Task statement
Your task is to gather the lines below that hold the string "prolonge".

(Page image transcription data)
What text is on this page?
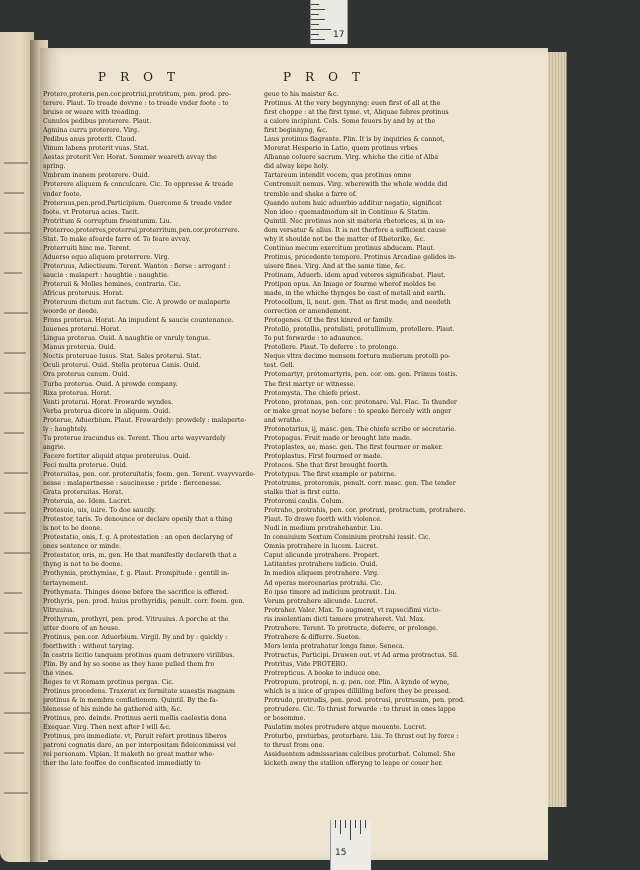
17
PROT	PROT
Protero,proteris,pen.cor.protriui,protritum, pen. prod. pro-
terere. Plaut. To treade dovvne : to treade vnder foote : to
bruise or weare with treading.
Cunulos pedibus proterere. Plaut.
Agmina curru proterere. Virg.
Pedibus anus proterit. Claud.
Vinum labens proterit vuas. Stat.
Aestas proterit Ver. Horat. Sommer weareth avvay the
spring.
Vmbram inanem proterere. Ouid.
Proterere aliquem & conculcare. Cic. To oppresse & treade
vnder foote.
Proteruus,pen.prod.Participium. Ouercome & treade vnder
foote. vt Proterua acies. Tacit.
Protritum & corruptum fruentumm. Liu.
Proterreo,proterres,proterrui,proterritum,pen.cor.proterrere.
Stat. To make afearde farre of. To feare avvay.
Proterruiti hinc me. Terent.
Aduerso equo aliquem proterrere. Virg.
Proteruus, Adiectiuum. Terent. Wanton : fierse : arrogant :
saucie : malapert : haughtie : naughtie.
Proteruii & Molles homines, contraria. Cic.
Africus proteruus. Horat.
Proteruum dictum aut factum. Cic. A prowde or malaperte
woorde or deede.
Frons proterua. Horat. An impudent & saucie countenance.
Iuuenes proterui. Horat.
Lingua proterua. Ouid. A naughtie or vnruly tongue.
Manus proterua. Ouid.
Noctis proteruae lusus. Stat. Sales proterui. Stat.
Oculi proterui. Ouid. Stella proterua Canis. Ouid.
Ora proterua canum. Ouid.
Turba proterua. Ouid. A prowde company.
Rixa proterua. Horat.
Venti proterui. Horat. Frowarde wyndes.
Verba proterua dicere in aliquem. Ouid.
Proterue, Aduerbium. Plaut. Frowardely: prowdely : malaperte-
ly : haughtely.
Tu proterue iracundus es. Terent. Thou arte wayvvardely
angrie.
Facere fortiter aliquid atque proteruius. Ouid.
Feci multa proterue. Ouid.
Proteruitas, pen. cor. proteruitatis, foem. gen. Terent. vvayvvarde-
nesse : malapertnesse : saucinesse : pride : fiercenesse.
Grata proteruitas. Horat.
Proteruia, ae. Idem. Lucret.
Protesuio, uis, iuire. To doe saucily.
Protestor, taris. To denounce or declare openly that a thing
is not to be doone.
Protestatio, onis, f. g. A protestation : an open declaryng of
ones sentence or minde.
Protestator, oris, m. gen. He that manifestly declareth that a
thyng is not to be doone.
Prothymia, prothymiae, f. g. Plaut. Prompitude : gentill in-
tertaynement.
Prothymata. Thinges doone before the sacrifice is offered.
Prothyris, pen. prod. huius prothyridis, penult. corr. foem. gen.
Vitruuius.
Prothyrum, prothyri, pen. prod. Vitruuius. A porche at the
utter doore of an house.
Protinus, pen.cor. Aduerbium. Virgil. By and by : quickly :
foorthwith : without tarying.
In castris licitio tanquam protinus quam detraxere virilibus.
Plin. By and by so soone as they haue pulled them fro
the vines.
Reges te vt Romam protinus pergas. Cic.
Protinus procedens. Traxerat ex fermitate suaestis magnam
protinus & in membra conflationem. Quintil. By the fa-
blenesse of his minde he gathered aith, &c.
Protinus, pro. deinde. Protinus aerii mellis caelestia dona
Exequar. Virg. Then next after I will &c.
Protinus, pro immediate. vt, Paruit refert protinus liberos
patroni cognatis dare, an per interpositam fideicommissi vel
rei personam. Vlpian. It maketh no great matter whe-
ther the late feoffee do confiscated immediatly to
geue to his maister &c.
Protinus. At the very begynnyng: euen first of all at the
first choppe : at the first tyme. vt, Aliquae febres protinus
a calore incipiunt. Cels. Some feuers by and by at the
first beginnyng, &c.
Laus protinus flagrante. Plin. It is by inquiries & cannot,
Morerat Hesperio in Latio, quem protinus vrbes
Albanae coluere sacrum. Virg. whiche the citie of Alba
did alway kepe holy.
Tartareum intendit vocem, qua protinus omne
Contremuit nemus. Virg. wherewith the whole wodde did
tremble and shake a farre of.
Quando autem huic aduerbio additur negatio, significat
Non ideo : quemadmodum sit in Continuo & Statim.
Quintil. Nec protinus non sit materia rhetorices, si in ea-
dem versatur & alius. It is not therfore a sufficient cause
why it shoulde not be the matter of Rhetorike, &c.
Continuo mecum exercitum protinus abducam. Plaut.
Protinus, procedente tempore. Protinus Arcadiae gelidos in-
uisere fines. Virg. And at the same time, &c.
Protinam, Aduerb. idem apud veteres significabat. Plaut.
Protipon opus. An Image or fourme wherof moldes be
made, in the whiche thynges be cast of metall and earth.
Protocollum, li, neut. gen. That as first made, and needeth
correction or amendement.
Protogenes. Of the first kinred or family.
Protollo, protollis, protulisti, protullimum, protollere. Plaut.
To put forwarde : to aduaunce.
Protollere. Plaut. To deferre : to prolonge.
Neque vltra decimo mensem fortura mulierum protolli po-
test. Gell.
Protomartyr, protomartyris, pen. cor. om. gen. Primus testis.
The first martyr or witnesse.
Protomysta. The chiefe priest.
Protono, protonas, pen. cor. protonare. Val. Flac. To thunder
or make great noyse before : to speake fiercely with anger
and wrathe.
Protonotarius, ij, masc. gen. The chiefe scribe or secretarie.
Protopagus. Fruit made or brought late made.
Protoplastes, ae, masc. gen. The first fourmer or maker.
Protoplastus. First fourmed or made.
Protocos. She that first brought foorth.
Prototypus. The first example or paterne.
Prototrums, protoromis, penult. corr. masc. gen. The tender
stalke that is first cutte.
Protoromi caulis. Colum.
Protraho, protrahis, pen. cor. protraxi, protractum, protrahere.
Plaut. To drawe foorth with violence.
Nudi in medium protrahebantur. Liu.
In conuiuium Sextum Cominium protrahi iussit. Cic.
Omnia protrahere in lucem. Lucret.
Caput alicunde protrahere. Propert.
Latitantes protrahere iudicio. Ouid.
In medios aliquem protrahere. Virg.
Ad operas mercenarias protrahi. Cic.
Eo ipso timore ad indicium protraxit. Liu.
Verum protrahere alicunde. Lucret.
Protraher. Valer. Max. To augment, vt rapsecifimi victo-
ris insolentiam dicti tamore protraheret. Val. Max.
Protrahere. Terent. To protracte, deferre, or prolonge.
Protrahere & differre. Sueton.
Mors lenta protrahatur longa fame. Seneca.
Protractus, Participi. Drawen out. vt Ad arma protractus. Sil.
Protritus, Vide PROTERO.
Protrepticus. A booke to induce one.
Protropum, protropi, n. g. pen. cor. Plin. A kynde of wyne,
which is a iuice of grapes dillilling before they be pressed.
Protrudo, protrudis, pen. prod. protrusi, protrusum, pen. prod.
protrudere. Cic. To thrust forwarde : to thrust in ones lappe
or bosomme.
Paulatim moles protrudere atque mouente. Lucret.
Proturbo, proturbas, proturbare. Liu. To thrust out by force :
to thrust from one.
Assiduentem admissariam calcibus proturbat. Columel. She
kicketh away the stallion offeryng to leape or couer her.
15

Result of this task
Protollere. Plaut. To deferre : to prolonge.
Protrahere. Terent. To protracte, deferre, or prolonge.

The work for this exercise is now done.